=== CHALLENGE ===
Gather up all lines that carry the word "type".

━━ RECORDED INFORMATION ━━

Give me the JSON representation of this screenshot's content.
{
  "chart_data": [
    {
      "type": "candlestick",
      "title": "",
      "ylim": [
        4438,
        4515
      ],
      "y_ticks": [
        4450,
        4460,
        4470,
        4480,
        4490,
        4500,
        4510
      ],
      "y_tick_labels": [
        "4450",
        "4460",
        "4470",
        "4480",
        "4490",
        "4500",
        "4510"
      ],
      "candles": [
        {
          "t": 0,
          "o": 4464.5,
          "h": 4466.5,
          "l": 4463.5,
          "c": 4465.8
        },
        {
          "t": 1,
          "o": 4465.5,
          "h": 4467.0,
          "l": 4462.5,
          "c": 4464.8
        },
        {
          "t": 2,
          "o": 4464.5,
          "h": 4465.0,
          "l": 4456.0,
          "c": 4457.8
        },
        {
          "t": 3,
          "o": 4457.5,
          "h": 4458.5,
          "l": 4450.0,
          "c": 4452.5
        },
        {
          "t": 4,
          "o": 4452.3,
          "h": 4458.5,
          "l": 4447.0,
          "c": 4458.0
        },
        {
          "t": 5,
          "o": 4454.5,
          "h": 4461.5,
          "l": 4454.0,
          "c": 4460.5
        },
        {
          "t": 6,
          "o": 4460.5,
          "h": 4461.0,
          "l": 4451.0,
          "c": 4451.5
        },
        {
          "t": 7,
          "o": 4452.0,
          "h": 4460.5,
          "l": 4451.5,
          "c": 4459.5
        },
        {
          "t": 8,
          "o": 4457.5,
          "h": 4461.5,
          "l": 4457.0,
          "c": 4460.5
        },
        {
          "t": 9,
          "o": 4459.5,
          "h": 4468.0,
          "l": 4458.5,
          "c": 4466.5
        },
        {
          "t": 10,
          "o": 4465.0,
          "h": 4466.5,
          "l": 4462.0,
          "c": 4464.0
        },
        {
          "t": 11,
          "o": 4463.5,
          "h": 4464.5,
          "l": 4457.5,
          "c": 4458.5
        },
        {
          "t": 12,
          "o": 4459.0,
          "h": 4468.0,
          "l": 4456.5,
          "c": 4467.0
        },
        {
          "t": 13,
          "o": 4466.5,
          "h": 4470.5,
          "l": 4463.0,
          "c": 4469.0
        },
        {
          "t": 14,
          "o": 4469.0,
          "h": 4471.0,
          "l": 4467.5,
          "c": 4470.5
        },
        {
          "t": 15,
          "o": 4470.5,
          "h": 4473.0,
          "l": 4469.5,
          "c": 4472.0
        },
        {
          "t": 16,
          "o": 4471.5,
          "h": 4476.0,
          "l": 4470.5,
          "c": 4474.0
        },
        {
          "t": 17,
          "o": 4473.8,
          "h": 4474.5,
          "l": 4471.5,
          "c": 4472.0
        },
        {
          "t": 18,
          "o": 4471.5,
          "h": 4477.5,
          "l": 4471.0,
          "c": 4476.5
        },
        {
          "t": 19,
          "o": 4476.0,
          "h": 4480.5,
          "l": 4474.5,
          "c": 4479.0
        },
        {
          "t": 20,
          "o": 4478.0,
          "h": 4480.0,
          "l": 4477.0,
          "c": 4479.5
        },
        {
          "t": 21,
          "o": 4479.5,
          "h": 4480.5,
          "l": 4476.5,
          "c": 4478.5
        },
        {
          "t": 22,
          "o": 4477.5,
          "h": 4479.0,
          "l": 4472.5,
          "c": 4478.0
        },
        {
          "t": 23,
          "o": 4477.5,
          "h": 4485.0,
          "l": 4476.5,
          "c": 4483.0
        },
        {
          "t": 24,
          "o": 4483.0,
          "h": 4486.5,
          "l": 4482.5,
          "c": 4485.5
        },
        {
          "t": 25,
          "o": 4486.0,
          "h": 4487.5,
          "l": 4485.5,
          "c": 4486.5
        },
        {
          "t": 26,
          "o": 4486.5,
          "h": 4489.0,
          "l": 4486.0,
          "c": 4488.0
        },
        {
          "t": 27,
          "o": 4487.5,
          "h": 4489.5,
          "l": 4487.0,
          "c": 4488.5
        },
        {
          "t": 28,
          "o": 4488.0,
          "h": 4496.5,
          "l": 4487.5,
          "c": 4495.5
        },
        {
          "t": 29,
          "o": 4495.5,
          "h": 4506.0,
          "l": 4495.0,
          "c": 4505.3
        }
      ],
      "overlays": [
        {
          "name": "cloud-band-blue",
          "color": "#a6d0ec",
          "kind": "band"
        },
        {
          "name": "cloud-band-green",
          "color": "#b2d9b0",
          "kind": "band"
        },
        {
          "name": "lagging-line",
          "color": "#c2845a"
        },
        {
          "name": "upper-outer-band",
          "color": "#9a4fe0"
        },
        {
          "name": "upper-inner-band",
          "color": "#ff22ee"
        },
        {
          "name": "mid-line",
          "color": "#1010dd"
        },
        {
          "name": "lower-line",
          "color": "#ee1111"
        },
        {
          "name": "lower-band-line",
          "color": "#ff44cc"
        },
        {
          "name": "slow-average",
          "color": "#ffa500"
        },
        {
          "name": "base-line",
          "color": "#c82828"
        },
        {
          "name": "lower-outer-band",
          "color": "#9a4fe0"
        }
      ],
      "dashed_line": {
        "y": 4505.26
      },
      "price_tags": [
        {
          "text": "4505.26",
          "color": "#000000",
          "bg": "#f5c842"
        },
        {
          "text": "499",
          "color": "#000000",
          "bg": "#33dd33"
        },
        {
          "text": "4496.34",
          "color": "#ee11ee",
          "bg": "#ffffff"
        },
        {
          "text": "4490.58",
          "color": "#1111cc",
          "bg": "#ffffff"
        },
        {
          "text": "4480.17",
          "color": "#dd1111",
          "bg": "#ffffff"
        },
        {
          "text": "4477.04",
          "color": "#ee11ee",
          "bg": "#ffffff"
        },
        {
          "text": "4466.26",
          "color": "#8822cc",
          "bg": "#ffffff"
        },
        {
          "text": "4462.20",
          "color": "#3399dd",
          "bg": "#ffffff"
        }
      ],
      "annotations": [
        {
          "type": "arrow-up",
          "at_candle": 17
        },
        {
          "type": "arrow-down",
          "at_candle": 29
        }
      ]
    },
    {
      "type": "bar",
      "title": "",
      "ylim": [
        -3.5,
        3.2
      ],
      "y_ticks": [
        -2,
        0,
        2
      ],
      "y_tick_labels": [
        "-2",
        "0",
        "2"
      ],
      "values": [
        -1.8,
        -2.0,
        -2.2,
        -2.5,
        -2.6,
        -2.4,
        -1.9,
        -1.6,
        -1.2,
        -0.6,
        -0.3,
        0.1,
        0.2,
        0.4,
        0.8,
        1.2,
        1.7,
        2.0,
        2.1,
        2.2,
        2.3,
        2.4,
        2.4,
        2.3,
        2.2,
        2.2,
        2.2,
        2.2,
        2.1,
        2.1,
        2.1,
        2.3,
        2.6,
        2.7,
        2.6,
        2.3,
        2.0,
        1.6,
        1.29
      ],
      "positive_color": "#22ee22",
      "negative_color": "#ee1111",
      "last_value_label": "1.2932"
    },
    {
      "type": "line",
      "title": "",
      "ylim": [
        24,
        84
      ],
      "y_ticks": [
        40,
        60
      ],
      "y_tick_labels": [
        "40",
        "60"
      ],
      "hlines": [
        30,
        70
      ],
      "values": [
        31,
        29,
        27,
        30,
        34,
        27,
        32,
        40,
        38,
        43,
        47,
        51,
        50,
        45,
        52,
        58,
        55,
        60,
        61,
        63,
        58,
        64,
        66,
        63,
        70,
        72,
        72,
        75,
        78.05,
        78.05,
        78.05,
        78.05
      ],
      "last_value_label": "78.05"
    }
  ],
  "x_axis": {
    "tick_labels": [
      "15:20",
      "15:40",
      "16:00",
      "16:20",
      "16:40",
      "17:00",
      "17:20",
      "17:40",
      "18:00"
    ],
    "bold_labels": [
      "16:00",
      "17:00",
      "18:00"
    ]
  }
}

━━━

=== FULL OUTPUT ===
      "type": "candlestick",
          "type": "arrow-up",
          "type": "arrow-down",
      "type": "bar",
      "type": "line",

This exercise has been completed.